-- BEGIN --

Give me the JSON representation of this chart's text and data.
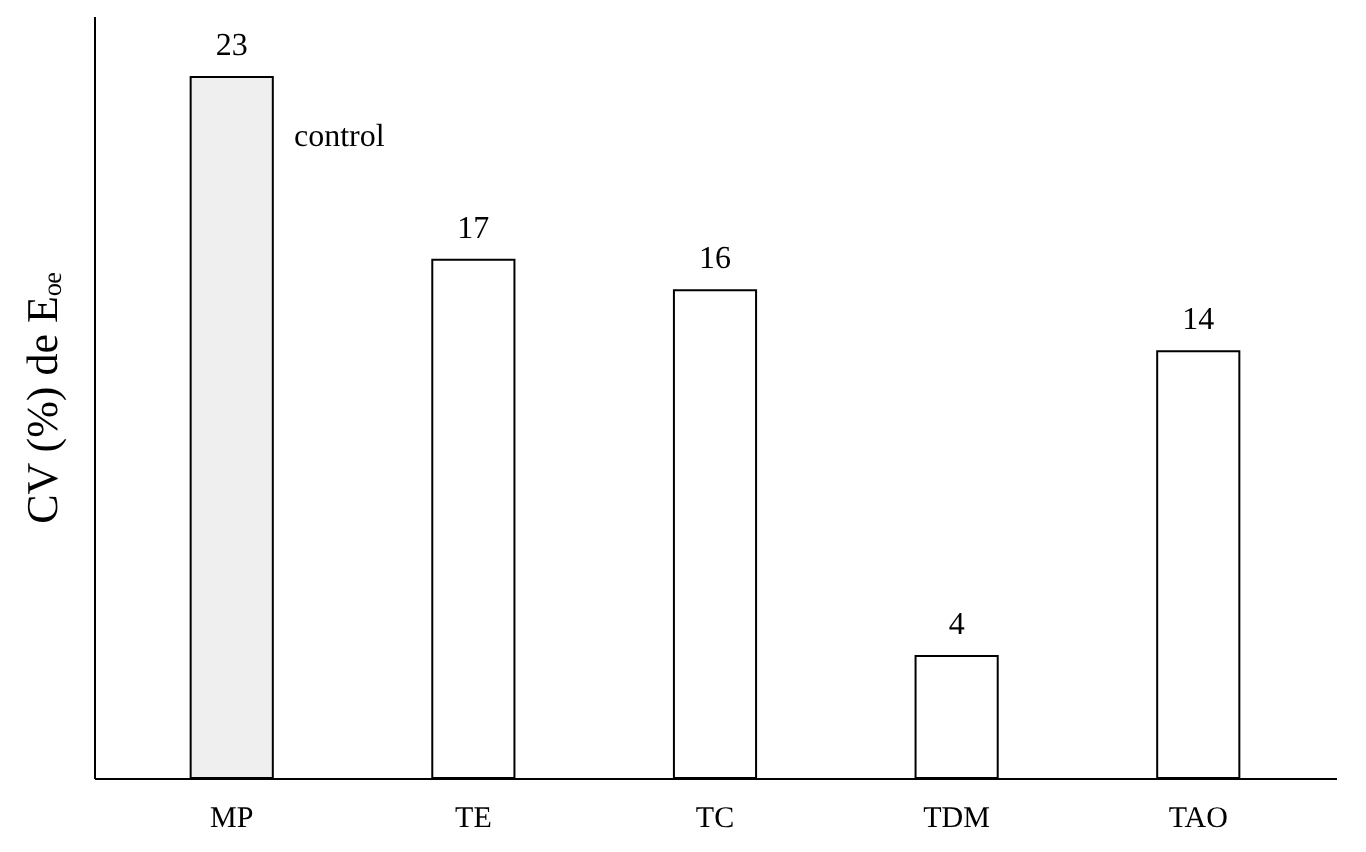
{
  "chart_data": {
    "type": "bar",
    "ylabel": "CV (%) de Eₒₑ",
    "categories": [
      "MP",
      "TE",
      "TC",
      "TDM",
      "TAO"
    ],
    "values": [
      23,
      17,
      16,
      4,
      14
    ],
    "colors": [
      "#efefef",
      "#ffffff",
      "#ffffff",
      "#ffffff",
      "#ffffff"
    ],
    "data_labels": true,
    "ylim": [
      0,
      25
    ],
    "tick_labels": "x",
    "grid": false,
    "annotations": [
      "control"
    ]
  }
}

-- END --

*WRITTEN INSTRUCTION:* Output the records above exactly as they are, leaving out the pictures.

*FINAL RESULT:*
Give me the JSON representation of this chart's text and data.
{
  "chart_data": {
    "type": "bar",
    "ylabel": "CV (%) de Eₒₑ",
    "categories": [
      "MP",
      "TE",
      "TC",
      "TDM",
      "TAO"
    ],
    "values": [
      23,
      17,
      16,
      4,
      14
    ],
    "colors": [
      "#efefef",
      "#ffffff",
      "#ffffff",
      "#ffffff",
      "#ffffff"
    ],
    "data_labels": true,
    "ylim": [
      0,
      25
    ],
    "tick_labels": "x",
    "grid": false,
    "annotations": [
      "control"
    ]
  }
}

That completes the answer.